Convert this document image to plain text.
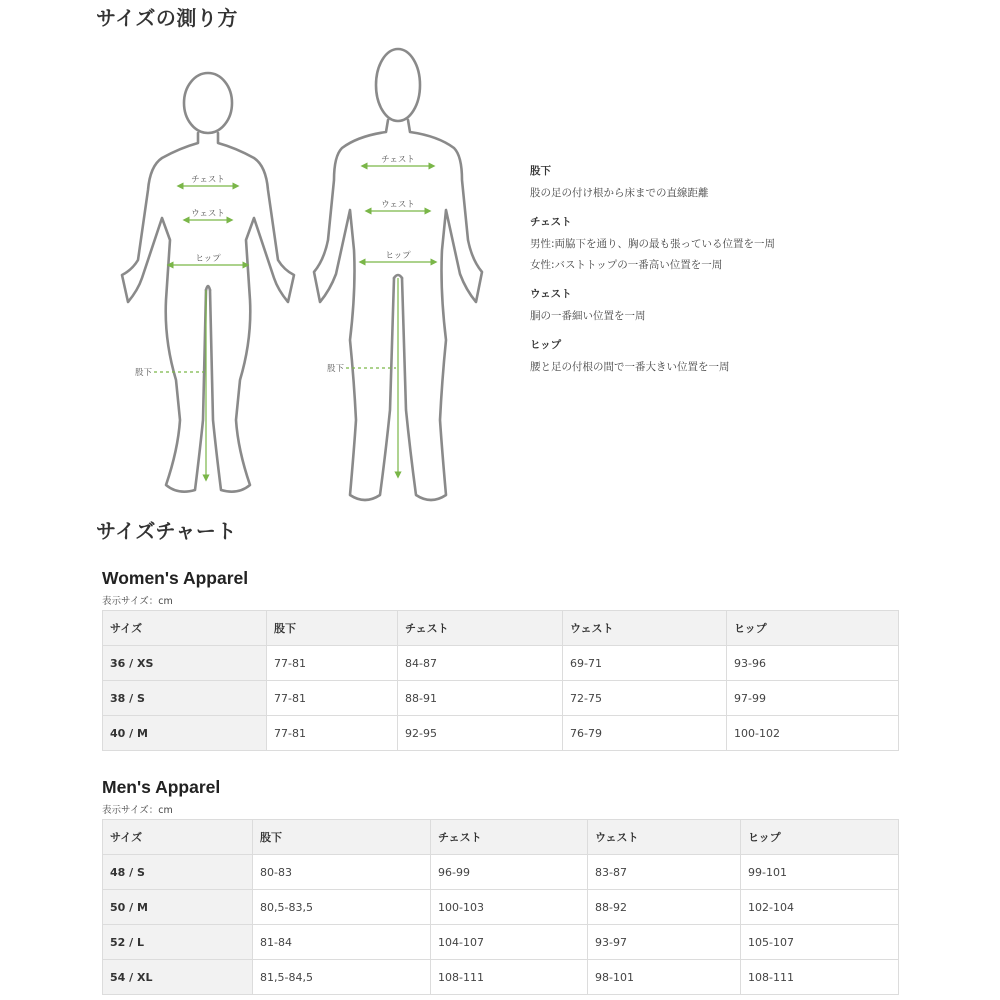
サイズの測り方
チェスト
ウェスト
ヒップ
股下
チェスト
ウェスト
ヒップ
股下

股下

股の足の付け根から床までの直線距離

チェスト

男性:両脇下を通り、胸の最も張っている位置を一周

女性:バストトップの一番高い位置を一周

ウェスト

胴の一番細い位置を一周

ヒップ

腰と足の付根の間で一番大きい位置を一周

サイズチャート
Women's Apparel

表示サイズ：cm

サイズ	股下	チェスト	ウェスト	ヒップ
36 / XS	77-81	84-87	69-71	93-96
38 / S	77-81	88-91	72-75	97-99
40 / M	77-81	92-95	76-79	100-102
Men's Apparel

表示サイズ：cm

サイズ	股下	チェスト	ウェスト	ヒップ
48 / S	80-83	96-99	83-87	99-101
50 / M	80,5-83,5	100-103	88-92	102-104
52 / L	81-84	104-107	93-97	105-107
54 / XL	81,5-84,5	108-111	98-101	108-111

*DIRECTIONS*
Take the listing above and print it exactly, apart from the pictures.

*THE REPLY*
Convert this document image to plain text.
サイズの測り方
チェスト
ウェスト
ヒップ
股下
チェスト
ウェスト
ヒップ
股下

股下

股の足の付け根から床までの直線距離

チェスト

男性:両脇下を通り、胸の最も張っている位置を一周

女性:バストトップの一番高い位置を一周

ウェスト

胴の一番細い位置を一周

ヒップ

腰と足の付根の間で一番大きい位置を一周

サイズチャート
Women's Apparel

表示サイズ：cm

サイズ	股下	チェスト	ウェスト	ヒップ
36 / XS	77-81	84-87	69-71	93-96
38 / S	77-81	88-91	72-75	97-99
40 / M	77-81	92-95	76-79	100-102
Men's Apparel

表示サイズ：cm

サイズ	股下	チェスト	ウェスト	ヒップ
48 / S	80-83	96-99	83-87	99-101
50 / M	80,5-83,5	100-103	88-92	102-104
52 / L	81-84	104-107	93-97	105-107
54 / XL	81,5-84,5	108-111	98-101	108-111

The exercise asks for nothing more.